=== The input ===

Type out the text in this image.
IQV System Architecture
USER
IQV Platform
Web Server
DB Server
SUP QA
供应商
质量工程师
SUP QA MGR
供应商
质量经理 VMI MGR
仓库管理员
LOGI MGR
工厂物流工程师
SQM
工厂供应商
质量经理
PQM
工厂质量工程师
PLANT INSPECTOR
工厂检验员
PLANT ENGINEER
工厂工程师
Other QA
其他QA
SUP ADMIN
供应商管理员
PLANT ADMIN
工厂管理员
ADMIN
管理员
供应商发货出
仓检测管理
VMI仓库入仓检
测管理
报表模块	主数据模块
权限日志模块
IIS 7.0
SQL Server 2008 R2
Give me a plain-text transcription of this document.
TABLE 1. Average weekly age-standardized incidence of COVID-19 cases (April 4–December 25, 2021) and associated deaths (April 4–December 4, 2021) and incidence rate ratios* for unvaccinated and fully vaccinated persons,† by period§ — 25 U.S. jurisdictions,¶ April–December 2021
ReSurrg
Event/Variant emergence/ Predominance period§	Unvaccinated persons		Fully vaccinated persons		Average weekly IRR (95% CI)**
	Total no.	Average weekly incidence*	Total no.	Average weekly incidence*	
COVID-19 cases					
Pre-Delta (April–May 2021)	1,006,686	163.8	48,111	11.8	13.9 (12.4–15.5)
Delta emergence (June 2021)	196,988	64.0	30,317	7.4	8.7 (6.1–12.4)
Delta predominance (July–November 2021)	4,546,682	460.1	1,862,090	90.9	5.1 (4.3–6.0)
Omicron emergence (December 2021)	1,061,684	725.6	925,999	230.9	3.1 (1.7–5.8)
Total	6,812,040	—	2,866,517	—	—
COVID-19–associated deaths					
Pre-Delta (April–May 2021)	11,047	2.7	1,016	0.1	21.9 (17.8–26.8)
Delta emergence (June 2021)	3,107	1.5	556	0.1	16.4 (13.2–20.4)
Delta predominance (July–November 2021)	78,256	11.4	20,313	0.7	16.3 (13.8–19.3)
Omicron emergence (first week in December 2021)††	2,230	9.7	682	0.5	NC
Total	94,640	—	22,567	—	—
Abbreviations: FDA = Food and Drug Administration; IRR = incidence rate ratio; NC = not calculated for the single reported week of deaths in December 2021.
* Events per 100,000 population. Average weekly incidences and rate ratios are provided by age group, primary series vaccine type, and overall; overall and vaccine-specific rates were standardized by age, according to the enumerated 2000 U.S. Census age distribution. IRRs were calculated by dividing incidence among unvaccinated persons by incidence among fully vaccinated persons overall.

===

» The problem
For the data above, state only how many lines include the word "calculated".

» Result below
2